**THE REQUEST**
Repeat every entry word for word, but leave the images out of your copy.

..............................

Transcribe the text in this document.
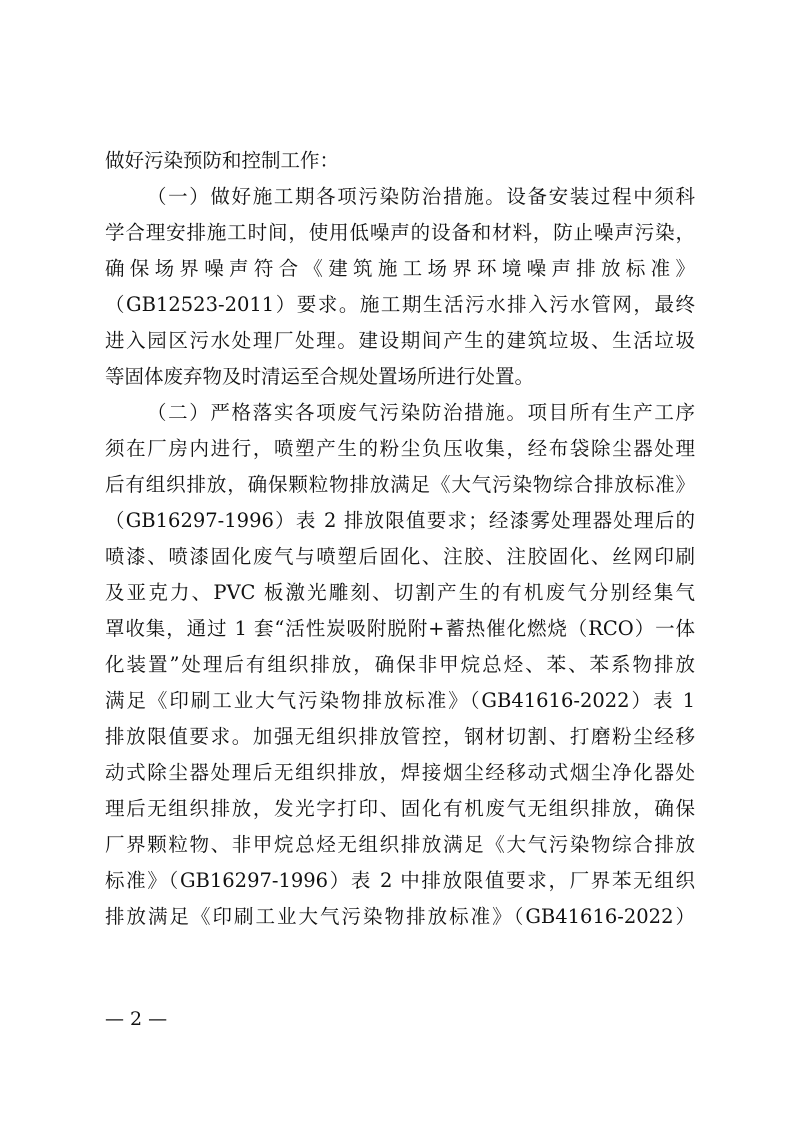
做好污染预防和控制工作：
（一）做好施工期各项污染防治措施。设备安装过程中须科
学合理安排施工时间，使用低噪声的设备和材料，防止噪声污染，
确保场界噪声符合《建筑施工场界环境噪声排放标准》
（GB12523-2011）要求。施工期生活污水排入污水管网，最终
进入园区污水处理厂处理。建设期间产生的建筑垃圾、生活垃圾
等固体废弃物及时清运至合规处置场所进行处置。
（二）严格落实各项废气污染防治措施。项目所有生产工序
须在厂房内进行，喷塑产生的粉尘负压收集，经布袋除尘器处理
后有组织排放，确保颗粒物排放满足《大气污染物综合排放标准》
（GB16297-1996）表 2 排放限值要求；经漆雾处理器处理后的
喷漆、喷漆固化废气与喷塑后固化、注胶、注胶固化、丝网印刷
及亚克力、PVC 板激光雕刻、切割产生的有机废气分别经集气
罩收集，通过 1 套“活性炭吸附脱附+蓄热催化燃烧（RCO）一体
化装置”处理后有组织排放，确保非甲烷总烃、苯、苯系物排放
满足《印刷工业大气污染物排放标准》（GB41616-2022）表 1
排放限值要求。加强无组织排放管控，钢材切割、打磨粉尘经移
动式除尘器处理后无组织排放，焊接烟尘经移动式烟尘净化器处
理后无组织排放，发光字打印、固化有机废气无组织排放，确保
厂界颗粒物、非甲烷总烃无组织排放满足《大气污染物综合排放
标准》（GB16297-1996）表 2 中排放限值要求，厂界苯无组织
排放满足《印刷工业大气污染物排放标准》（GB41616-2022）
— 2 —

..............................

**WORKED SOLUTION**
Transcribe the text in this document.
做好污染预防和控制工作：
（一）做好施工期各项污染防治措施。设备安装过程中须科
学合理安排施工时间，使用低噪声的设备和材料，防止噪声污染，
确保场界噪声符合《建筑施工场界环境噪声排放标准》
（GB12523-2011）要求。施工期生活污水排入污水管网，最终
进入园区污水处理厂处理。建设期间产生的建筑垃圾、生活垃圾
等固体废弃物及时清运至合规处置场所进行处置。
（二）严格落实各项废气污染防治措施。项目所有生产工序
须在厂房内进行，喷塑产生的粉尘负压收集，经布袋除尘器处理
后有组织排放，确保颗粒物排放满足《大气污染物综合排放标准》
（GB16297-1996）表 2 排放限值要求；经漆雾处理器处理后的
喷漆、喷漆固化废气与喷塑后固化、注胶、注胶固化、丝网印刷
及亚克力、PVC 板激光雕刻、切割产生的有机废气分别经集气
罩收集，通过 1 套“活性炭吸附脱附+蓄热催化燃烧（RCO）一体
化装置”处理后有组织排放，确保非甲烷总烃、苯、苯系物排放
满足《印刷工业大气污染物排放标准》（GB41616-2022）表 1
排放限值要求。加强无组织排放管控，钢材切割、打磨粉尘经移
动式除尘器处理后无组织排放，焊接烟尘经移动式烟尘净化器处
理后无组织排放，发光字打印、固化有机废气无组织排放，确保
厂界颗粒物、非甲烷总烃无组织排放满足《大气污染物综合排放
标准》（GB16297-1996）表 2 中排放限值要求，厂界苯无组织
排放满足《印刷工业大气污染物排放标准》（GB41616-2022）
— 2 —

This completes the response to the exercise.